** START Dataset records **

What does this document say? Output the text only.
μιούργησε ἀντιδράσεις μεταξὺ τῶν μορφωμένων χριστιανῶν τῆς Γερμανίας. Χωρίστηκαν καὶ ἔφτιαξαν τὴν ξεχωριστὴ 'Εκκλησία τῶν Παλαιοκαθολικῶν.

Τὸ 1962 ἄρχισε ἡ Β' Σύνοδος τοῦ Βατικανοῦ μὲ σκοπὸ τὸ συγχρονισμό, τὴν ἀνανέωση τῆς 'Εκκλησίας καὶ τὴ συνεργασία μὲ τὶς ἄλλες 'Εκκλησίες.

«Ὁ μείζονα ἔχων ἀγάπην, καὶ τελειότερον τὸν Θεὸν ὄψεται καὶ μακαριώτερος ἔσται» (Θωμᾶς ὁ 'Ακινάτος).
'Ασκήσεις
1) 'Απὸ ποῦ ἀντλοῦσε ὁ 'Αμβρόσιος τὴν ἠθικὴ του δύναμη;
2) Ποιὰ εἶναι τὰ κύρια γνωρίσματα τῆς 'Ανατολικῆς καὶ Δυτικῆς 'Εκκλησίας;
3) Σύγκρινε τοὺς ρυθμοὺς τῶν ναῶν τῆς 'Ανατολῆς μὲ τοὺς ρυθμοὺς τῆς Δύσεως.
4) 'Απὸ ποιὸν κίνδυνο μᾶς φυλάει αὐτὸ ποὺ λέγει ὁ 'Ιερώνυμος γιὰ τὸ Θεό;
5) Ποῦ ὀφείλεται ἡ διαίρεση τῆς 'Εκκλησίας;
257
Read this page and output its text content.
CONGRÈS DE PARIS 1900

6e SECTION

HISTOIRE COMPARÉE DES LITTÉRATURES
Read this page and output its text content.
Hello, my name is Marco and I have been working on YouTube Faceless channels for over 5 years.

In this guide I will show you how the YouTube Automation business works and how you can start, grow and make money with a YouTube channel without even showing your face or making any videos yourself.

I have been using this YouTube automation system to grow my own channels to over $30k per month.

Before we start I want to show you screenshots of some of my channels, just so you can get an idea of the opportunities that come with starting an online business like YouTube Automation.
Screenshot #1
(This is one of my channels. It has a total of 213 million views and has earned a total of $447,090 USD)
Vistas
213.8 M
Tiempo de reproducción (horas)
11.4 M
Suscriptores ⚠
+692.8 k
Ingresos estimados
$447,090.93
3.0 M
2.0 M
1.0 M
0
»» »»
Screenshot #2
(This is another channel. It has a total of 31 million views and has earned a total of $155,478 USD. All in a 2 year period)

** END Dataset records **

> _Exercise details_
Using the records above, pull out each line where the word "have" occurs.

> _Finished task_
Hello, my name is Marco and I have been working on YouTube Faceless channels for over 5 years.
I have been using this YouTube automation system to grow my own channels to over $30k per month.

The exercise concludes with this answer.